TASK GOAL. Determine how many lines of the material hold the string "представлении" and reply with only that number.

[Items from a dataset]
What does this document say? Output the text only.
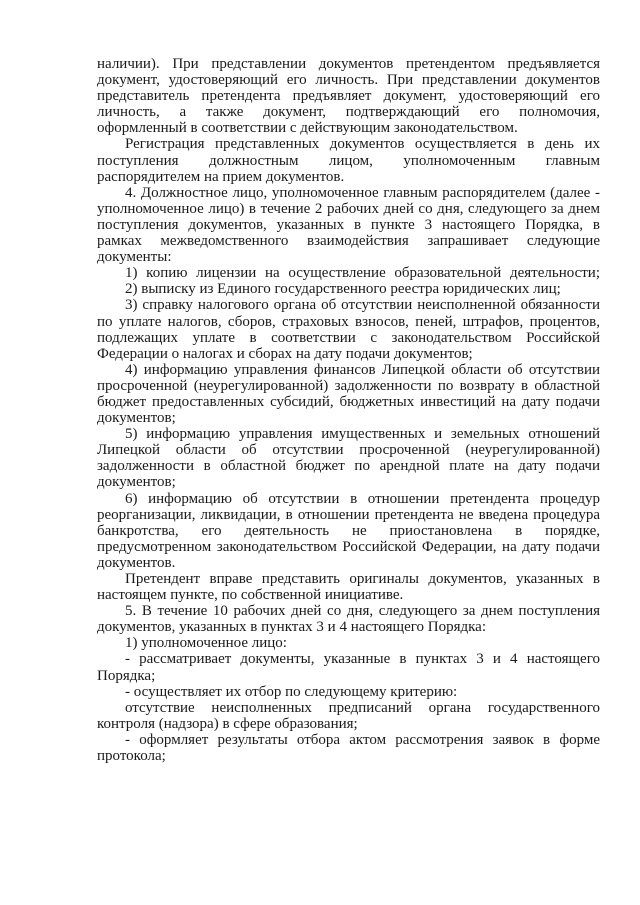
наличии). При представлении документов претендентом предъявляется

документ, удостоверяющий его личность. При представлении документов

представитель претендента предъявляет документ, удостоверяющий его

личность, а также документ, подтверждающий его полномочия,

оформленный в соответствии с действующим законодательством.

Регистрация представленных документов осуществляется в день их

поступления должностным лицом, уполномоченным главным

распорядителем на прием документов.

4. Должностное лицо, уполномоченное главным распорядителем (далее -

уполномоченное лицо) в течение 2 рабочих дней со дня, следующего за днем

поступления документов, указанных в пункте 3 настоящего Порядка, в

рамках межведомственного взаимодействия запрашивает следующие

документы:

1) копию лицензии на осуществление образовательной деятельности;

2) выписку из Единого государственного реестра юридических лиц;

3) справку налогового органа об отсутствии неисполненной обязанности

по уплате налогов, сборов, страховых взносов, пеней, штрафов, процентов,

подлежащих уплате в соответствии с законодательством Российской

Федерации о налогах и сборах на дату подачи документов;

4) информацию управления финансов Липецкой области об отсутствии

просроченной (неурегулированной) задолженности по возврату в областной

бюджет предоставленных субсидий, бюджетных инвестиций на дату подачи

документов;

5) информацию управления имущественных и земельных отношений

Липецкой области об отсутствии просроченной (неурегулированной)

задолженности в областной бюджет по арендной плате на дату подачи

документов;

6) информацию об отсутствии в отношении претендента процедур

реорганизации, ликвидации, в отношении претендента не введена процедура

банкротства, его деятельность не приостановлена в порядке,

предусмотренном законодательством Российской Федерации, на дату подачи

документов.

Претендент вправе представить оригиналы документов, указанных в

настоящем пункте, по собственной инициативе.

5. В течение 10 рабочих дней со дня, следующего за днем поступления

документов, указанных в пунктах 3 и 4 настоящего Порядка:

1) уполномоченное лицо:

- рассматривает документы, указанные в пунктах 3 и 4 настоящего

Порядка;

- осуществляет их отбор по следующему критерию:

отсутствие неисполненных предписаний органа государственного

контроля (надзора) в сфере образования;

- оформляет результаты отбора актом рассмотрения заявок в форме

протокола;
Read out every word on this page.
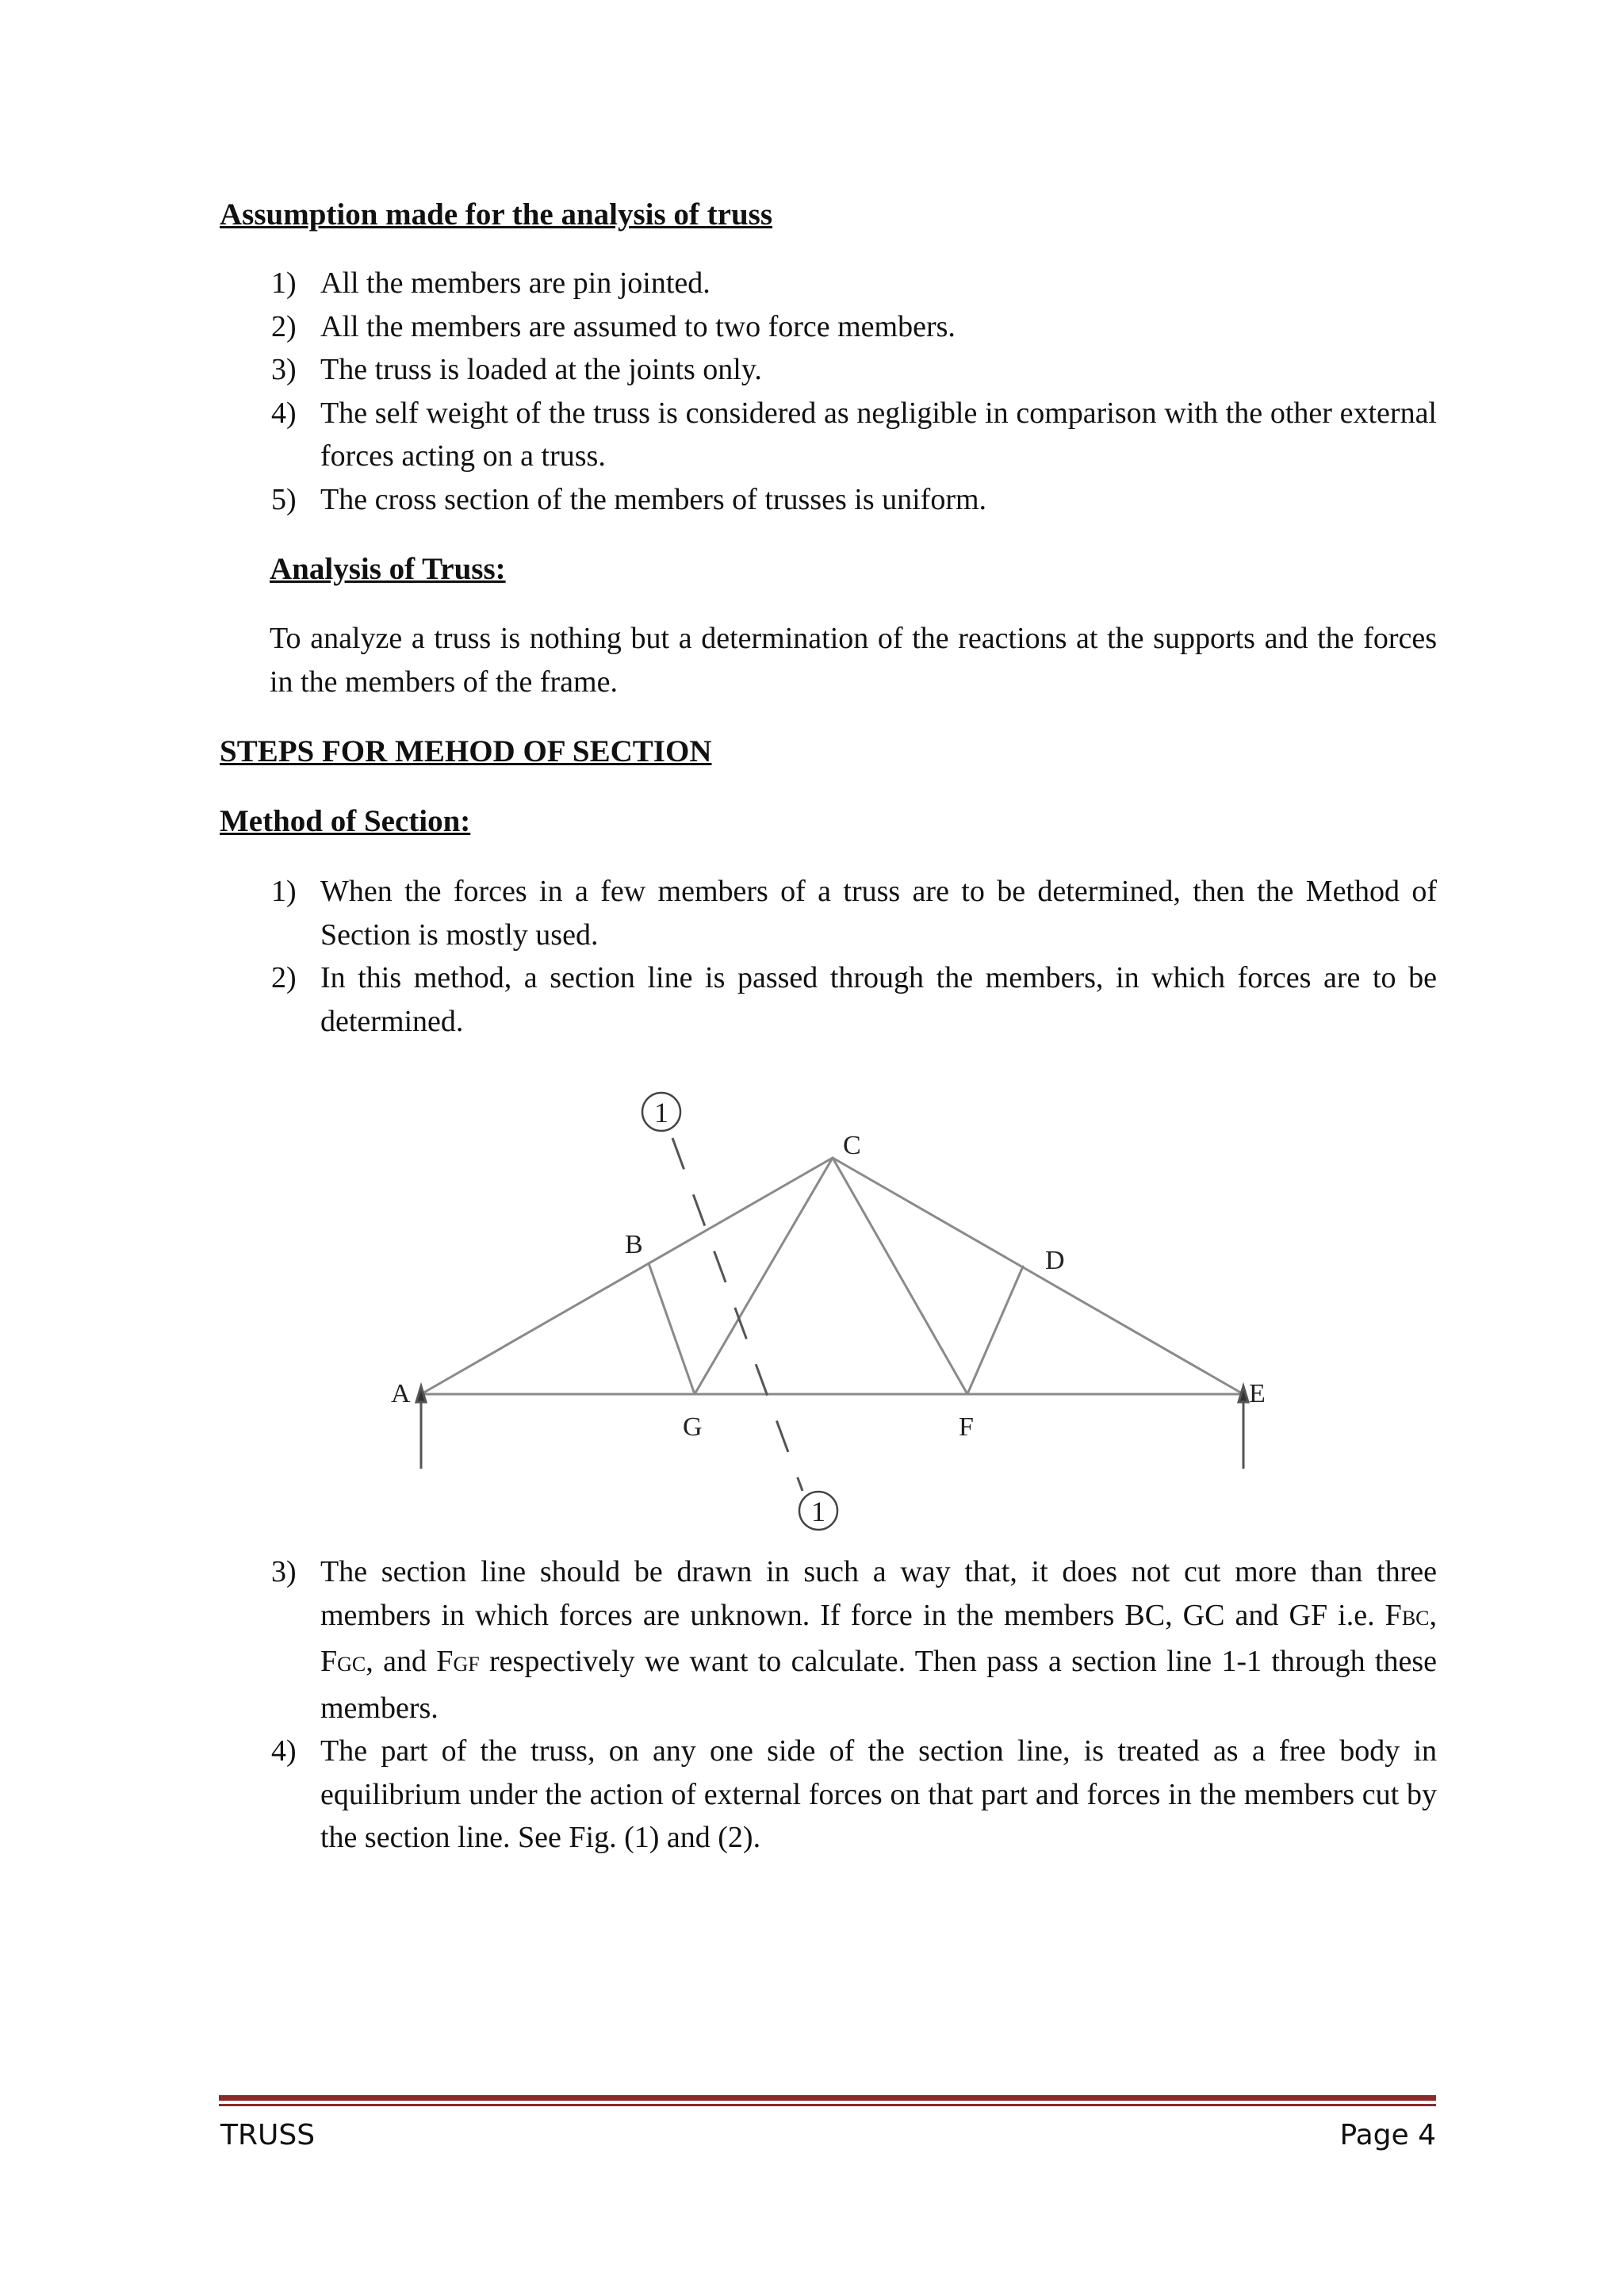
Assumption made for the analysis of truss
1) All the members are pin jointed.
2) All the members are assumed to two force members.
3) The truss is loaded at the joints only.
4) The self weight of the truss is considered as negligible in comparison with the other external forces acting on a truss.
5) The cross section of the members of trusses is uniform.
Analysis of Truss:

To analyze a truss is nothing but a determination of the reactions at the supports and the forces in the members of the frame.

STEPS FOR MEHOD OF SECTION
Method of Section:
1) When the forces in a few members of a truss are to be determined, then the Method of Section is mostly used.
2) In this method, a section line is passed through the members, in which forces are to be determined.
1
1
A
B
C
D
E
F
G
3) The section line should be drawn in such a way that, it does not cut more than three members in which forces are unknown. If force in the members BC, GC and GF i.e. FBC, FGC, and FGF respectively we want to calculate. Then pass a section line 1-1 through these members.
4) The part of the truss, on any one side of the section line, is treated as a free body in equilibrium under the action of external forces on that part and forces in the members cut by the section line. See Fig. (1) and (2).
TRUSS	Page 4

SOLVED EXERCISE. 2